Written instruction: Write out every entry word for word.

Raw records:
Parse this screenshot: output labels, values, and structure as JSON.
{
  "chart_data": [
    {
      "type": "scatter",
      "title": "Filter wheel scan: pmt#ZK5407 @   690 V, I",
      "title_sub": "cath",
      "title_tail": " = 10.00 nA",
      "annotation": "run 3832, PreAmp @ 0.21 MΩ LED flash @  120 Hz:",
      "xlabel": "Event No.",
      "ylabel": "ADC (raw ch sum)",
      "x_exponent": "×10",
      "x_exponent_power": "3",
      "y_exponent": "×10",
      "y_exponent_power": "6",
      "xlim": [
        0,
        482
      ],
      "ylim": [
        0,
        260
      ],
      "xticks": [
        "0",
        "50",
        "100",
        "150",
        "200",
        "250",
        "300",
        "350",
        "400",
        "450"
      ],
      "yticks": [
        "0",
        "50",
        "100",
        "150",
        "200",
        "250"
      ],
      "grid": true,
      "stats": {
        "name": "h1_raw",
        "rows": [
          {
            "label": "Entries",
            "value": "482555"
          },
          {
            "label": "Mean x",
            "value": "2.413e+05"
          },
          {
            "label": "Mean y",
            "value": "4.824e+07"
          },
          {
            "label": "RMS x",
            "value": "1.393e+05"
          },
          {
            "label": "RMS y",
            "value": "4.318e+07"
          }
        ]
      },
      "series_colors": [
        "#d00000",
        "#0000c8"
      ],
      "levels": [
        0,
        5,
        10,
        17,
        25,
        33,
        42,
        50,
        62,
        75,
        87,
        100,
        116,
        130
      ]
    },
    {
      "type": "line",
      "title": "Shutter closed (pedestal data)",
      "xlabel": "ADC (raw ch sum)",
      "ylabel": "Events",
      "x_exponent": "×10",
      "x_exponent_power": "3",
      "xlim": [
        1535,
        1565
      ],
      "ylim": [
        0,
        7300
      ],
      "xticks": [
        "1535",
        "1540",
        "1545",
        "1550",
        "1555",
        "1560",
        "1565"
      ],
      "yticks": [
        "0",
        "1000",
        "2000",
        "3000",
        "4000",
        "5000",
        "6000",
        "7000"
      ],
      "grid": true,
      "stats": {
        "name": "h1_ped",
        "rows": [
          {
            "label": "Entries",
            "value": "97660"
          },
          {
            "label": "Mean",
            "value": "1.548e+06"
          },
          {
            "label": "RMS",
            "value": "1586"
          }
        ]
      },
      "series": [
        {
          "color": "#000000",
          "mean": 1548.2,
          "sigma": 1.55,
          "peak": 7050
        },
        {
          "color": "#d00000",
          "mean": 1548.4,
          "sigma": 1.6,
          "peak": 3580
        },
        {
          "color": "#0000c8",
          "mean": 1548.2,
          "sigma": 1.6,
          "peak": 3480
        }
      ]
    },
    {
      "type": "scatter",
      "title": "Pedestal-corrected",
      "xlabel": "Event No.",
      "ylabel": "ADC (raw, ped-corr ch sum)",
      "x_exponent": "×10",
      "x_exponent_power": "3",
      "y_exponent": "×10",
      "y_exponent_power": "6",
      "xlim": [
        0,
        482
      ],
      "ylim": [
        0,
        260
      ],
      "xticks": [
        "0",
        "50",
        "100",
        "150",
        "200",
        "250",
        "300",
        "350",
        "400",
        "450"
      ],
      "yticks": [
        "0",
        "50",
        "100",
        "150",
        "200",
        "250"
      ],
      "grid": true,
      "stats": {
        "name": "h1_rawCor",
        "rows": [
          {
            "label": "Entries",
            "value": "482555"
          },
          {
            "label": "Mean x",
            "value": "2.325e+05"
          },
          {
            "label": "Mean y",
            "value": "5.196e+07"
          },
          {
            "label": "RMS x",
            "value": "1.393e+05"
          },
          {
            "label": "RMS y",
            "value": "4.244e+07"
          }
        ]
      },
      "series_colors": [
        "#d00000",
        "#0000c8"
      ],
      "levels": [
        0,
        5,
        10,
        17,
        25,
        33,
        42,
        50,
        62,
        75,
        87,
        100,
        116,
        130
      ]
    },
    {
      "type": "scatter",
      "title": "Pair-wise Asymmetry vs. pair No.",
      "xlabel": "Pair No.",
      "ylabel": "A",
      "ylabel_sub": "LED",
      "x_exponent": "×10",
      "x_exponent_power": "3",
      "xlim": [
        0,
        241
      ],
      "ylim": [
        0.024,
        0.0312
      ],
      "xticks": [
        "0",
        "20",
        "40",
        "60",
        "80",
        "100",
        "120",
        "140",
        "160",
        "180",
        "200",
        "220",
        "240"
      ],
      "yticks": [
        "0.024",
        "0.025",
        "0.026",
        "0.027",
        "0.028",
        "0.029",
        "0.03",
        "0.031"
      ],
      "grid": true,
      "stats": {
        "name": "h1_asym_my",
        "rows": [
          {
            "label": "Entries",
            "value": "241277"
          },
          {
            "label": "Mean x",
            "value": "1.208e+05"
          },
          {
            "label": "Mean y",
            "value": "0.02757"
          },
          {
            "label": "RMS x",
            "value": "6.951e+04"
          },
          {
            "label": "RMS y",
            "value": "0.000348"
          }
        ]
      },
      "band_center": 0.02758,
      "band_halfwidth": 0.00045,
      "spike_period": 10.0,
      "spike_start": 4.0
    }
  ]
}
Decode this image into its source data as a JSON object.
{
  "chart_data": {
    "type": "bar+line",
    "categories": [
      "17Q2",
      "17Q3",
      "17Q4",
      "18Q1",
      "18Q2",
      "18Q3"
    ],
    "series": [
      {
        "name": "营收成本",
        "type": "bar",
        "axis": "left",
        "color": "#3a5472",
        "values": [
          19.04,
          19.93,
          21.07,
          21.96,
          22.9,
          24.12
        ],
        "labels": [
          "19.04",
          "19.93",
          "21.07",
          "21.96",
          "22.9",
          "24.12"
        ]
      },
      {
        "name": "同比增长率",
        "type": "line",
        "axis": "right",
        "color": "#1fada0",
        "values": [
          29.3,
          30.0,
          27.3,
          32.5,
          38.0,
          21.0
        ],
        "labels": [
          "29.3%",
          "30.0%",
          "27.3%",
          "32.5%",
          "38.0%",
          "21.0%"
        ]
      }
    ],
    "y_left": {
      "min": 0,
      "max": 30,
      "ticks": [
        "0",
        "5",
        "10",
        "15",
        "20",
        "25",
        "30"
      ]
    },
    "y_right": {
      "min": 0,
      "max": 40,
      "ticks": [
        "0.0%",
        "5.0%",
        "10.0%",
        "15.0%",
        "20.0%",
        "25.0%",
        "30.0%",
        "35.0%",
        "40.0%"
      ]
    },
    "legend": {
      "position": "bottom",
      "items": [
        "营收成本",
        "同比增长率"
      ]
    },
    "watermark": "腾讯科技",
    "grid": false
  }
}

Task answer:
Parse this screenshot: output labels, values, and structure as JSON.
{
  "chart_data": [
    {
      "type": "scatter",
      "title": "Filter wheel scan: pmt#ZK5407 @   690 V, I",
      "title_sub": "cath",
      "title_tail": " = 10.00 nA",
      "annotation": "run 3832, PreAmp @ 0.21 MΩ LED flash @  120 Hz:",
      "xlabel": "Event No.",
      "ylabel": "ADC (raw ch sum)",
      "x_exponent": "×10",
      "x_exponent_power": "3",
      "y_exponent": "×10",
      "y_exponent_power": "6",
      "xlim": [
        0,
        482
      ],
      "ylim": [
        0,
        260
      ],
      "xticks": [
        "0",
        "50",
        "100",
        "150",
        "200",
        "250",
        "300",
        "350",
        "400",
        "450"
      ],
      "yticks": [
        "0",
        "50",
        "100",
        "150",
        "200",
        "250"
      ],
      "grid": true,
      "stats": {
        "name": "h1_raw",
        "rows": [
          {
            "label": "Entries",
            "value": "482555"
          },
          {
            "label": "Mean x",
            "value": "2.413e+05"
          },
          {
            "label": "Mean y",
            "value": "4.824e+07"
          },
          {
            "label": "RMS x",
            "value": "1.393e+05"
          },
          {
            "label": "RMS y",
            "value": "4.318e+07"
          }
        ]
      },
      "series_colors": [
        "#d00000",
        "#0000c8"
      ],
      "levels": [
        0,
        5,
        10,
        17,
        25,
        33,
        42,
        50,
        62,
        75,
        87,
        100,
        116,
        130
      ]
    },
    {
      "type": "line",
      "title": "Shutter closed (pedestal data)",
      "xlabel": "ADC (raw ch sum)",
      "ylabel": "Events",
      "x_exponent": "×10",
      "x_exponent_power": "3",
      "xlim": [
        1535,
        1565
      ],
      "ylim": [
        0,
        7300
      ],
      "xticks": [
        "1535",
        "1540",
        "1545",
        "1550",
        "1555",
        "1560",
        "1565"
      ],
      "yticks": [
        "0",
        "1000",
        "2000",
        "3000",
        "4000",
        "5000",
        "6000",
        "7000"
      ],
      "grid": true,
      "stats": {
        "name": "h1_ped",
        "rows": [
          {
            "label": "Entries",
            "value": "97660"
          },
          {
            "label": "Mean",
            "value": "1.548e+06"
          },
          {
            "label": "RMS",
            "value": "1586"
          }
        ]
      },
      "series": [
        {
          "color": "#000000",
          "mean": 1548.2,
          "sigma": 1.55,
          "peak": 7050
        },
        {
          "color": "#d00000",
          "mean": 1548.4,
          "sigma": 1.6,
          "peak": 3580
        },
        {
          "color": "#0000c8",
          "mean": 1548.2,
          "sigma": 1.6,
          "peak": 3480
        }
      ]
    },
    {
      "type": "scatter",
      "title": "Pedestal-corrected",
      "xlabel": "Event No.",
      "ylabel": "ADC (raw, ped-corr ch sum)",
      "x_exponent": "×10",
      "x_exponent_power": "3",
      "y_exponent": "×10",
      "y_exponent_power": "6",
      "xlim": [
        0,
        482
      ],
      "ylim": [
        0,
        260
      ],
      "xticks": [
        "0",
        "50",
        "100",
        "150",
        "200",
        "250",
        "300",
        "350",
        "400",
        "450"
      ],
      "yticks": [
        "0",
        "50",
        "100",
        "150",
        "200",
        "250"
      ],
      "grid": true,
      "stats": {
        "name": "h1_rawCor",
        "rows": [
          {
            "label": "Entries",
            "value": "482555"
          },
          {
            "label": "Mean x",
            "value": "2.325e+05"
          },
          {
            "label": "Mean y",
            "value": "5.196e+07"
          },
          {
            "label": "RMS x",
            "value": "1.393e+05"
          },
          {
            "label": "RMS y",
            "value": "4.244e+07"
          }
        ]
      },
      "series_colors": [
        "#d00000",
        "#0000c8"
      ],
      "levels": [
        0,
        5,
        10,
        17,
        25,
        33,
        42,
        50,
        62,
        75,
        87,
        100,
        116,
        130
      ]
    },
    {
      "type": "scatter",
      "title": "Pair-wise Asymmetry vs. pair No.",
      "xlabel": "Pair No.",
      "ylabel": "A",
      "ylabel_sub": "LED",
      "x_exponent": "×10",
      "x_exponent_power": "3",
      "xlim": [
        0,
        241
      ],
      "ylim": [
        0.024,
        0.0312
      ],
      "xticks": [
        "0",
        "20",
        "40",
        "60",
        "80",
        "100",
        "120",
        "140",
        "160",
        "180",
        "200",
        "220",
        "240"
      ],
      "yticks": [
        "0.024",
        "0.025",
        "0.026",
        "0.027",
        "0.028",
        "0.029",
        "0.03",
        "0.031"
      ],
      "grid": true,
      "stats": {
        "name": "h1_asym_my",
        "rows": [
          {
            "label": "Entries",
            "value": "241277"
          },
          {
            "label": "Mean x",
            "value": "1.208e+05"
          },
          {
            "label": "Mean y",
            "value": "0.02757"
          },
          {
            "label": "RMS x",
            "value": "6.951e+04"
          },
          {
            "label": "RMS y",
            "value": "0.000348"
          }
        ]
      },
      "band_center": 0.02758,
      "band_halfwidth": 0.00045,
      "spike_period": 10.0,
      "spike_start": 4.0
    }
  ]
}
Decode this image into its source data as a JSON object.
{
  "chart_data": {
    "type": "bar+line",
    "categories": [
      "17Q2",
      "17Q3",
      "17Q4",
      "18Q1",
      "18Q2",
      "18Q3"
    ],
    "series": [
      {
        "name": "营收成本",
        "type": "bar",
        "axis": "left",
        "color": "#3a5472",
        "values": [
          19.04,
          19.93,
          21.07,
          21.96,
          22.9,
          24.12
        ],
        "labels": [
          "19.04",
          "19.93",
          "21.07",
          "21.96",
          "22.9",
          "24.12"
        ]
      },
      {
        "name": "同比增长率",
        "type": "line",
        "axis": "right",
        "color": "#1fada0",
        "values": [
          29.3,
          30.0,
          27.3,
          32.5,
          38.0,
          21.0
        ],
        "labels": [
          "29.3%",
          "30.0%",
          "27.3%",
          "32.5%",
          "38.0%",
          "21.0%"
        ]
      }
    ],
    "y_left": {
      "min": 0,
      "max": 30,
      "ticks": [
        "0",
        "5",
        "10",
        "15",
        "20",
        "25",
        "30"
      ]
    },
    "y_right": {
      "min": 0,
      "max": 40,
      "ticks": [
        "0.0%",
        "5.0%",
        "10.0%",
        "15.0%",
        "20.0%",
        "25.0%",
        "30.0%",
        "35.0%",
        "40.0%"
      ]
    },
    "legend": {
      "position": "bottom",
      "items": [
        "营收成本",
        "同比增长率"
      ]
    },
    "watermark": "腾讯科技",
    "grid": false
  }
}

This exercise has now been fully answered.